— Begin —

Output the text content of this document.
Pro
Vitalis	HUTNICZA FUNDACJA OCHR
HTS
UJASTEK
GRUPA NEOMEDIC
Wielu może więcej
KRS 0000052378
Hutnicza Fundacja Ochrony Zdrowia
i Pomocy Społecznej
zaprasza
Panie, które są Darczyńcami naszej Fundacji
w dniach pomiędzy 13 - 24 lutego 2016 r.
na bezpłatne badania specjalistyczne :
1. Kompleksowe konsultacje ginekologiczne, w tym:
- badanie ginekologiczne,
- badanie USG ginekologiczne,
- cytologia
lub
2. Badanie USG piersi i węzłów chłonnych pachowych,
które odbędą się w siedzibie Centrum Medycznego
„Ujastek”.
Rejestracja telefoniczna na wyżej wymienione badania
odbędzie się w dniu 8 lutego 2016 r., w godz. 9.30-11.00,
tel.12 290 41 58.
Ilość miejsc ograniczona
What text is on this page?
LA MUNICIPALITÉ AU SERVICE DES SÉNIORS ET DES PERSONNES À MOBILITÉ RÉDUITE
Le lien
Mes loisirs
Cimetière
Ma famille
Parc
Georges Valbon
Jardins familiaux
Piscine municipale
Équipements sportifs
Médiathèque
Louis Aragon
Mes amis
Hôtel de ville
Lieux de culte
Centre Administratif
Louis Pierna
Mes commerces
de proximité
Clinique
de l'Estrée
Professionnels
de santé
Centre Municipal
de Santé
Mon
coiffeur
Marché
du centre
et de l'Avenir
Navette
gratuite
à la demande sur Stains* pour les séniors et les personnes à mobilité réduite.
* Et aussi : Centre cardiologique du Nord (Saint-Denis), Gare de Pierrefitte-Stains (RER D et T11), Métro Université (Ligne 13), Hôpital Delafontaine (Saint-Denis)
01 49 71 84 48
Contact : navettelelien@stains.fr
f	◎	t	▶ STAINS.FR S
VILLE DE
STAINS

— End —

Each entry must be reproduced verbatim.

Output the text content of this document.
Pro
Vitalis	HUTNICZA FUNDACJA OCHR
HTS
UJASTEK
GRUPA NEOMEDIC
Wielu może więcej
KRS 0000052378
Hutnicza Fundacja Ochrony Zdrowia
i Pomocy Społecznej
zaprasza
Panie, które są Darczyńcami naszej Fundacji
w dniach pomiędzy 13 - 24 lutego 2016 r.
na bezpłatne badania specjalistyczne :
1. Kompleksowe konsultacje ginekologiczne, w tym:
- badanie ginekologiczne,
- badanie USG ginekologiczne,
- cytologia
lub
2. Badanie USG piersi i węzłów chłonnych pachowych,
które odbędą się w siedzibie Centrum Medycznego
„Ujastek”.
Rejestracja telefoniczna na wyżej wymienione badania
odbędzie się w dniu 8 lutego 2016 r., w godz. 9.30-11.00,
tel.12 290 41 58.
Ilość miejsc ograniczona
What text is on this page?
LA MUNICIPALITÉ AU SERVICE DES SÉNIORS ET DES PERSONNES À MOBILITÉ RÉDUITE
Le lien
Mes loisirs
Cimetière
Ma famille
Parc
Georges Valbon
Jardins familiaux
Piscine municipale
Équipements sportifs
Médiathèque
Louis Aragon
Mes amis
Hôtel de ville
Lieux de culte
Centre Administratif
Louis Pierna
Mes commerces
de proximité
Clinique
de l'Estrée
Professionnels
de santé
Centre Municipal
de Santé
Mon
coiffeur
Marché
du centre
et de l'Avenir
Navette
gratuite
à la demande sur Stains* pour les séniors et les personnes à mobilité réduite.
* Et aussi : Centre cardiologique du Nord (Saint-Denis), Gare de Pierrefitte-Stains (RER D et T11), Métro Université (Ligne 13), Hôpital Delafontaine (Saint-Denis)
01 49 71 84 48
Contact : navettelelien@stains.fr
f	◎	t	▶ STAINS.FR S
VILLE DE
STAINS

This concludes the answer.